## start RECORD LIST

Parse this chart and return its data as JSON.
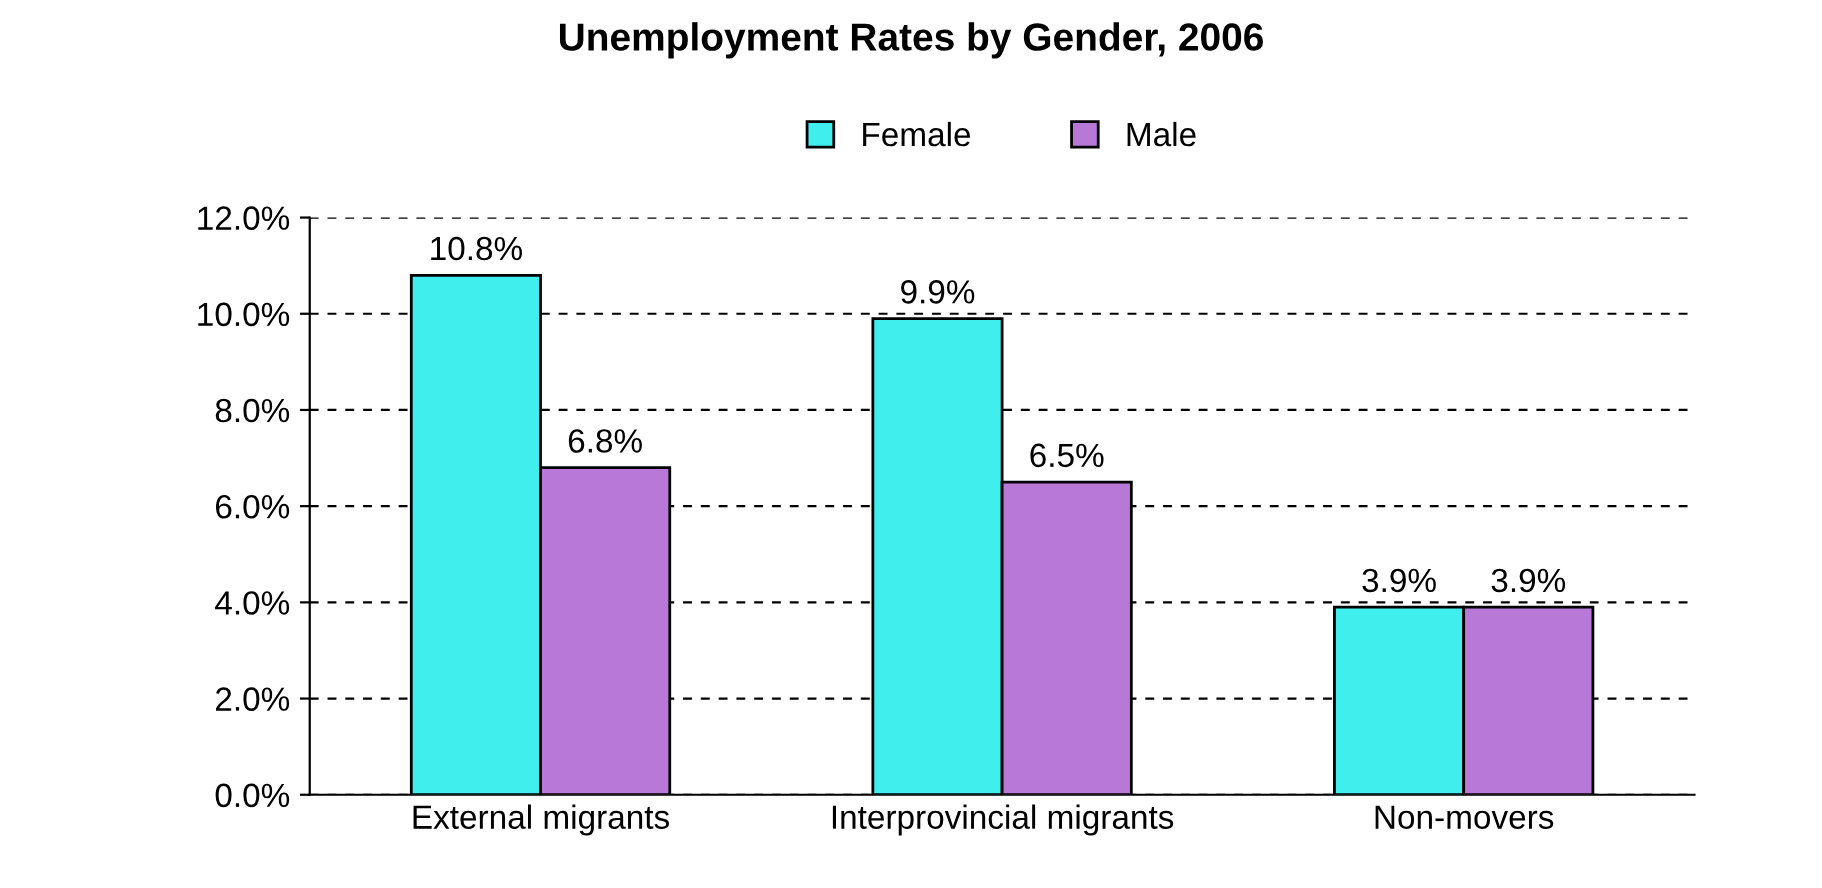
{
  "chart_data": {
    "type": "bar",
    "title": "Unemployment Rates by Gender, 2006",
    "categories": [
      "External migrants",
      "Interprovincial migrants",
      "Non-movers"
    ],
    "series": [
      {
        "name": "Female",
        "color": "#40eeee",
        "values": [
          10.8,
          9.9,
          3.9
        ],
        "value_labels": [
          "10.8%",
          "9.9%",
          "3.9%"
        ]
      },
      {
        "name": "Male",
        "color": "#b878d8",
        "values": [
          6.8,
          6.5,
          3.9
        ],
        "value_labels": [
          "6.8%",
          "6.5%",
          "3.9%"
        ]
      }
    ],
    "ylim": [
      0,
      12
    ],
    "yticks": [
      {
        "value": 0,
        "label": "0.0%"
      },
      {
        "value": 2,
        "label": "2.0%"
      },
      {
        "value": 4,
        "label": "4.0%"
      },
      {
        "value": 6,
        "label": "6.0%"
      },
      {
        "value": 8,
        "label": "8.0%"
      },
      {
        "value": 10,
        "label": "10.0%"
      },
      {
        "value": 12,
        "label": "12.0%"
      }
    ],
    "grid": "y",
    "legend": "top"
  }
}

## end RECORD LIST

INSTRUCTIONS TO FOLLOW: How many lines in these entries contain the string "migrants"? State the number and nothing more.

ANSWER IN FULL: 2